WHAT THE TASK REQUIRES: Count lines holding the word "кривой". Only the number is wanted.

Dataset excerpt

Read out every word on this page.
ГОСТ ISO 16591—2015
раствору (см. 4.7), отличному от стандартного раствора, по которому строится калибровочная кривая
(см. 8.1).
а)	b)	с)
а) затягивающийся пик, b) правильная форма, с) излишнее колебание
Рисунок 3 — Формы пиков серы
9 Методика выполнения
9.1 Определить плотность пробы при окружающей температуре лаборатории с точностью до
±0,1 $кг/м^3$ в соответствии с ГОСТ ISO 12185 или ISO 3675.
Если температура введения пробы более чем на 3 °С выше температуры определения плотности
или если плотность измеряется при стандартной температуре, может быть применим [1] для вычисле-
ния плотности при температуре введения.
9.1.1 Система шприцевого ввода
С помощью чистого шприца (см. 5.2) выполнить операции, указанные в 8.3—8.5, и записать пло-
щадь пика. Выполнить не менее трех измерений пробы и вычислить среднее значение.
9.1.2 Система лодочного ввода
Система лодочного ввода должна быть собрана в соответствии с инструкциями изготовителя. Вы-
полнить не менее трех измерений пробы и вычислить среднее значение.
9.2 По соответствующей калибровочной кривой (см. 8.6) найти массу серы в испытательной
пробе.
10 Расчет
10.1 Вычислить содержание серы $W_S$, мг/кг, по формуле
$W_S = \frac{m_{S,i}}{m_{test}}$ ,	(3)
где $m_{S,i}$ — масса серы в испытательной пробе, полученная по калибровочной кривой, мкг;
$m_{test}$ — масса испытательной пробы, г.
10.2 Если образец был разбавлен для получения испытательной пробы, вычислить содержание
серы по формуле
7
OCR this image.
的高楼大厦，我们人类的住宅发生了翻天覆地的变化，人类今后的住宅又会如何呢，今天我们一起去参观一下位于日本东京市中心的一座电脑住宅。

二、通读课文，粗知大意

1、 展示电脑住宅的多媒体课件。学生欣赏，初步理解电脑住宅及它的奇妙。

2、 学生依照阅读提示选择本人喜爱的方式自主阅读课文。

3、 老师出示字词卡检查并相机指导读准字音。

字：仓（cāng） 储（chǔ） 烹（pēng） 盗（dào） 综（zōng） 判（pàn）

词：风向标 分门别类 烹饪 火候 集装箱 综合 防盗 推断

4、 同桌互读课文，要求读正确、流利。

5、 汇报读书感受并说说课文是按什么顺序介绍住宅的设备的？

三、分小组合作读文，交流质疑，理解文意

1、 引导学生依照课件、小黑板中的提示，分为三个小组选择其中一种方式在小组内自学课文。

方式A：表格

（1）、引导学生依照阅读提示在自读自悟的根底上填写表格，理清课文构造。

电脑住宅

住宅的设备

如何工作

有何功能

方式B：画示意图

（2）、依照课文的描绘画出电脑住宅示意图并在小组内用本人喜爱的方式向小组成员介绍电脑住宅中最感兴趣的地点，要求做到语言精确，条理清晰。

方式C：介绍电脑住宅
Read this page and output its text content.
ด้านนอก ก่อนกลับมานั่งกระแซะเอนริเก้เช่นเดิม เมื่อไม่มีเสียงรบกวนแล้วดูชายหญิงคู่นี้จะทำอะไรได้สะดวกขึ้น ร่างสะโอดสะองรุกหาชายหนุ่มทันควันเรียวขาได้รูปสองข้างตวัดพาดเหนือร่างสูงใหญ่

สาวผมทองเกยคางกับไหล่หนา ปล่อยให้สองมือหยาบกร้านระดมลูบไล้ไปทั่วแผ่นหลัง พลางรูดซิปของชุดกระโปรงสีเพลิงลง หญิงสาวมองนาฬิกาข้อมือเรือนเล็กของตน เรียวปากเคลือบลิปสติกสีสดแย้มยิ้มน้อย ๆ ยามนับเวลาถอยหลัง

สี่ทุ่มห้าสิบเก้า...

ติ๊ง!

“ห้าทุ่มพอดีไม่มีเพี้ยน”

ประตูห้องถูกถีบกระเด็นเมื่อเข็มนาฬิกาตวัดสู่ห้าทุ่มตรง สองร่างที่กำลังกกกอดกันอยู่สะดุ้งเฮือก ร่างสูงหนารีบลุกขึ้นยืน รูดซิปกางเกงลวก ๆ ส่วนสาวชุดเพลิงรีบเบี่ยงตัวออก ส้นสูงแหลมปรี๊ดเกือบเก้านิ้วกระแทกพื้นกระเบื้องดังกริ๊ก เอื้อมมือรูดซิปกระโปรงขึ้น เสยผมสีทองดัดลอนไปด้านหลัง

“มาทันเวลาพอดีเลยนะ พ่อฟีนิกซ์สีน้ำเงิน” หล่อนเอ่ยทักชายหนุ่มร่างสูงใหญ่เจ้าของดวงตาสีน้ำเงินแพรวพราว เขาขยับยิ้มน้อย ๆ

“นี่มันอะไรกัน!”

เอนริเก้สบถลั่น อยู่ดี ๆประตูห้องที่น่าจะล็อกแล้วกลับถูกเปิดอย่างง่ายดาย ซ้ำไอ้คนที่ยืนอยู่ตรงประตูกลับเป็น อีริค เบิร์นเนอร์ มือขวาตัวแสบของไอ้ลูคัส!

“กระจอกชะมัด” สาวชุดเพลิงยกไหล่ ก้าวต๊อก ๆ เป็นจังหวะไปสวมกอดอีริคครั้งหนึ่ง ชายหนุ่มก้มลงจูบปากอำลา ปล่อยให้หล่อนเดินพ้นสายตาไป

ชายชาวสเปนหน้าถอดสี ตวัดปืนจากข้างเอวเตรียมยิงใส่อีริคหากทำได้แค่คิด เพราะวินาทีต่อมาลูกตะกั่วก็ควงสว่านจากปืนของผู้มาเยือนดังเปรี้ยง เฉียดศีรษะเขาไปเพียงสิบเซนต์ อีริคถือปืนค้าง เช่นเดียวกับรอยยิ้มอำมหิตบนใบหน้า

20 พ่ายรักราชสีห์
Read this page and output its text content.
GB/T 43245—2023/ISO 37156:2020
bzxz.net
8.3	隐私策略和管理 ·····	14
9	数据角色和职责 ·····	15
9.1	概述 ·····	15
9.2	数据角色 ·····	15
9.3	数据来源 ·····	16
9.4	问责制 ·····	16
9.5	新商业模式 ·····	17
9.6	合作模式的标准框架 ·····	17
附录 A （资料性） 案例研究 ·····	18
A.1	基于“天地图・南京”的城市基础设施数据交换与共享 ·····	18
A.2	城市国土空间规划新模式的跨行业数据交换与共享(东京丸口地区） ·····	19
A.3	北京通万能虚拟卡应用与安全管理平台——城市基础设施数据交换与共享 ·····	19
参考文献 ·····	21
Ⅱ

TASK ANSWER: 2